— Text to read —
Friday, November 29, 2013


Now that Thanksgiving has come and gone, most of us point our direction towards Christmas.  In fact, even as I write this, there are millions making the journey to the local shopping malls, box stores, and electronic establishments to key in on the best bargains and save money while filling shopping carts with the latest gizmos that are sure to make us more prosperous and life easier.  But as we start our annual march toward the big day, I would like to turn your attention to another kind of journey and something we can learn from it.

This journey took place some twenty-one centuries ago in a far off corner of the world that barely anyone alive at that time even noticed.  It was an arduous journey for anyone fit to travel, but to someone who was in her ninth month of pregnancy, the thought of such a journey, some ninety miles in length, would seem to have been unthinkable.  And, yet, there was no option.  The trip must be made.  It was the law!

The journey to which I refer is, of course, one of the most famous journeys ever recorded.  The two travelers were two peasants who lived in the northern reaches of ancient Israel.  They came from a small hill town called Nazareth.  The man, a carpenter, was probably in his late twenties.  The woman (if she could be called such) was most likely in her mid-teens.  Their names were Joseph and Mary and the journey they were undertaking would be a journey that quite literally would alter history.

This journey must have been one of the most uncomfortable few days for the young mother-to-be.  Nine months pregnant and atop a donkey is most like not the way a woman would like to spend the last few days before the birth of her child.  Nonetheless, because of the decree from Caesar Augustus, the couple set out from Nazareth.  I believe we tend to take this journey for granted, but I would like to have you stop and think for a moment and imagine the difficulties and even the dangers they faced along the way.

Travel some two thousand years ago was not for the faint of heart.  We must remember that much of the route taken by Mary and Joseph was desert country, arid and forbidding.  There were no Comfort Inns & Suites.  Rest areas did not exist.  And there was no highway patrol to come to your aid should something happen.  You were on your own.  And these are the more tame problems.  Oftentimes, bands of marauding robbers prowled the roadways, sweeping down on innocent, unsuspecting travelers such as Mary and Joseph robbing them and, as often as not, beating them and leaving them for dead.  Jesus Himself included this peril in one of His most famous parables, that of the Good Samaritan.  (cf Lk 10: 25-37)  Yet, this couple pressed onward despite the dangers not just out of respect for Roman law but more from the love each had for God.

While the couple was complying with the law to report to the ancestral home of the husband, both, it can be seen, understood that this was only a smaller part of the plan that God had for them.  Shortly before this dangerous trek, both had visitations from angels sent by God to invite them to participate in His exquisite plan to save humanity.  It had been a tumultuous time, certainly a time of doubt, a time of uncertainty, and a time of emotional ups and downs.

— Material provided —
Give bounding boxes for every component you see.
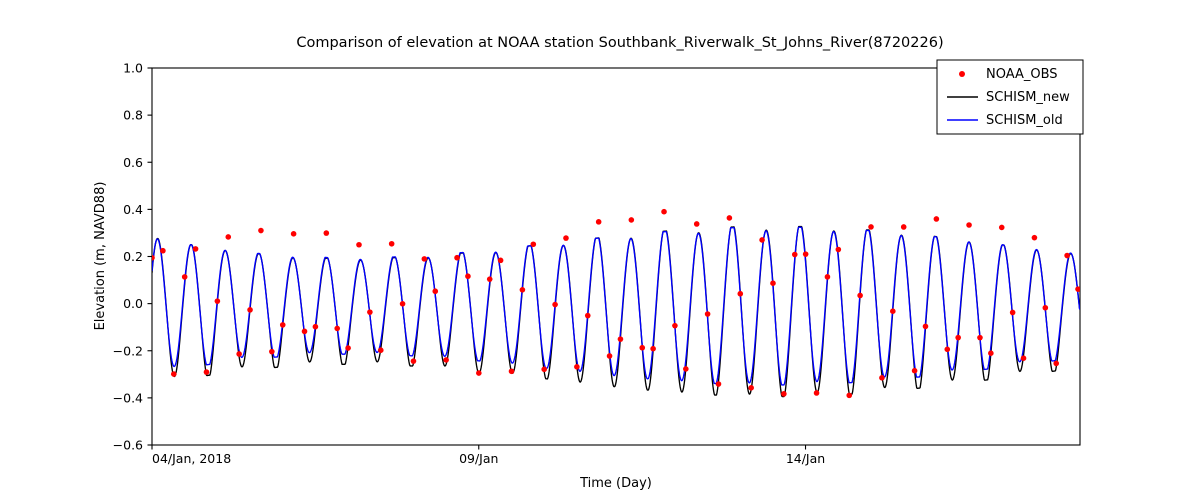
observation-point [324,230,330,236]
observation-point [1075,286,1081,292]
observation-point [901,224,907,230]
observation-point [650,346,656,352]
observation-point [454,255,460,261]
x-tick-label: 04/Jan, 2018 [152,451,231,466]
observation-point [825,274,831,280]
observation-point [999,225,1005,231]
legend-label-schism_old: SCHISM_old [986,113,1063,128]
observation-point [596,219,602,225]
elevation-comparison-chart: Comparison of elevation at NOAA station … [0,0,1200,500]
observation-point [160,248,166,254]
observation-point [618,336,624,342]
observation-point [694,221,700,227]
legend-label-noaa_obs: NOAA_OBS [986,67,1058,82]
observation-point [890,308,896,314]
observation-point [476,370,482,376]
observation-point [1021,355,1027,361]
observation-point [748,385,754,391]
observation-point [236,351,242,357]
y-tick-label: 0.8 [123,108,143,123]
observation-point [422,256,428,262]
observation-point [574,364,580,370]
chart-figure: Comparison of elevation at NOAA station … [0,0,1200,500]
y-tick-label: −0.2 [113,343,143,358]
observation-point [857,293,863,299]
false [959,71,965,77]
y-tick-label: −0.4 [113,390,143,405]
observation-point [345,345,351,351]
x-axis-label: Time (Day) [579,476,652,491]
observation-point [531,241,537,247]
observation-point [879,375,885,381]
observation-point [563,235,569,241]
observation-point [846,393,852,399]
y-axis-label: Elevation (m, NAVD88) [93,182,108,331]
observation-point [280,322,286,328]
observation-point [465,273,471,279]
observation-point [225,234,231,240]
observation-point [432,288,438,294]
observation-point [356,242,362,248]
observation-point [781,391,787,397]
observation-point [585,313,591,319]
x-tick-label: 14/Jan [786,451,825,466]
observation-point [1043,305,1049,311]
observation-point [705,311,711,317]
observation-point [944,347,950,353]
observation-point [411,358,417,364]
observation-point [792,252,798,258]
observation-point [683,366,689,372]
observation-point [520,287,526,293]
observation-point [607,353,613,359]
y-tick-label: 0.6 [123,155,143,170]
y-tick-label: 0.0 [123,296,143,311]
observation-point [988,350,994,356]
observation-point [803,251,809,257]
observation-point [367,309,373,315]
observation-point [334,326,340,332]
observation-point [400,301,406,307]
observation-point [672,323,678,329]
observation-point [966,222,972,228]
observation-point [955,335,961,341]
observation-point [171,371,177,377]
observation-point [727,215,733,221]
observation-point [1064,253,1070,259]
observation-point [923,324,929,330]
observation-point [389,241,395,247]
chart-title: Comparison of elevation at NOAA station … [296,35,943,51]
observation-point [291,231,297,237]
observation-point [378,347,384,353]
observation-point [1053,361,1059,367]
y-tick-label: 0.2 [123,249,143,264]
observation-point [204,369,210,375]
observation-point [182,274,188,280]
observation-point [934,216,940,222]
observation-point [302,329,308,335]
observation-point [629,217,635,223]
x-tick-label: 09/Jan [459,451,498,466]
y-tick-label: −0.6 [113,438,143,453]
observation-point [814,390,820,396]
observation-point [868,224,874,230]
y-tick-label: 1.0 [123,61,143,76]
observation-point [759,237,765,243]
observation-point [737,291,743,297]
observation-point [1032,235,1038,241]
observation-point [639,345,645,351]
observation-point [487,276,493,282]
chart-legend[interactable]: NOAA_OBSSCHISM_newSCHISM_old [937,60,1083,134]
observation-point [258,228,264,234]
observation-point [498,258,504,264]
y-tick-label: 0.4 [123,202,143,217]
observation-point [770,280,776,286]
observation-point [269,349,275,355]
observation-point [836,247,842,253]
observation-point [716,381,722,387]
observation-point [1010,310,1016,316]
observation-point [661,209,667,215]
observation-point [552,302,558,308]
observation-point [541,367,547,373]
observation-point [313,324,319,330]
observation-point [215,298,221,304]
legend-label-schism_new: SCHISM_new [986,90,1070,105]
observation-point [443,357,449,363]
observation-point [912,368,918,374]
observation-point [509,368,515,374]
observation-point [193,246,199,252]
observation-point [977,335,983,341]
observation-point [247,307,253,313]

— Set of tasks —
A: Could you print the part of the post about Mary and Joseph's journey starting with "Now that Thanksgiving" and going on through "learn from it."?
B: Can you continue the post about Mary and Joseph's journey from Nazareth, picking up right after its final sentence?

— Answers by task —
A:
Now that Thanksgiving has come and gone, most of us point our direction towards Christmas.  In fact, even as I write this, there are millions making the journey to the local shopping malls, box stores, and electronic establishments to key in on the best bargains and save money while filling shopping carts with the latest gizmos that are sure to make us more prosperous and life easier.  But as we start our annual march toward the big day, I would like to turn your attention to another kind of journey and something we can learn from it.

B:
Think of it.  What would you say or believe if someone was to come to you and announce that an Angel of the Lord had appeared to them and announced that they were to bear the Son of God?  If you were the woman's betrothed, what would you think of her story and then, after you had a dream about your own encounter with an Angel, what would you feel?  Chances are, if you are like me, you would be highly skeptical of the whole thing.  Yet, Mary and Joseph's response was to travel all the way to Bethlehem in Judea because, somehow, God must want that.

While we often forget the difficulty of this journey, either because of the end of the story or because we have managed to romanticize it through songs and picturesque Christmas cards, the fact is that this young Jewish peasant couple made the trip and made it because they trusted God completely and placed their safety and fate in His hands.  And their reward for following God's will turns out to be our reward for at the end of the journey, the Son of God entered the world, and a new journey was begun.  A journey made by the Son of the couple to a hill called Calvary and to a tomb where, after a brutal death, he would rise again thus bringing salvation to the world.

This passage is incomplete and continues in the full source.